Gather all lines in the entries that include the word "infty".

================================

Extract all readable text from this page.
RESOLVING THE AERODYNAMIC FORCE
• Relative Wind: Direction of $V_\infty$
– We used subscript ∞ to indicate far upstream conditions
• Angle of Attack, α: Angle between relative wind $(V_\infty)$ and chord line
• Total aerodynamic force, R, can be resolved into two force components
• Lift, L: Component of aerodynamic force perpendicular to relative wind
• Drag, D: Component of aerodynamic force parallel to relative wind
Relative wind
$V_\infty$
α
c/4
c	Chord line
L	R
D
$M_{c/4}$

================================

Final result
• Relative Wind: Direction of $V_\infty$
• Angle of Attack, α: Angle between relative wind $(V_\infty)$ and chord line
$V_\infty$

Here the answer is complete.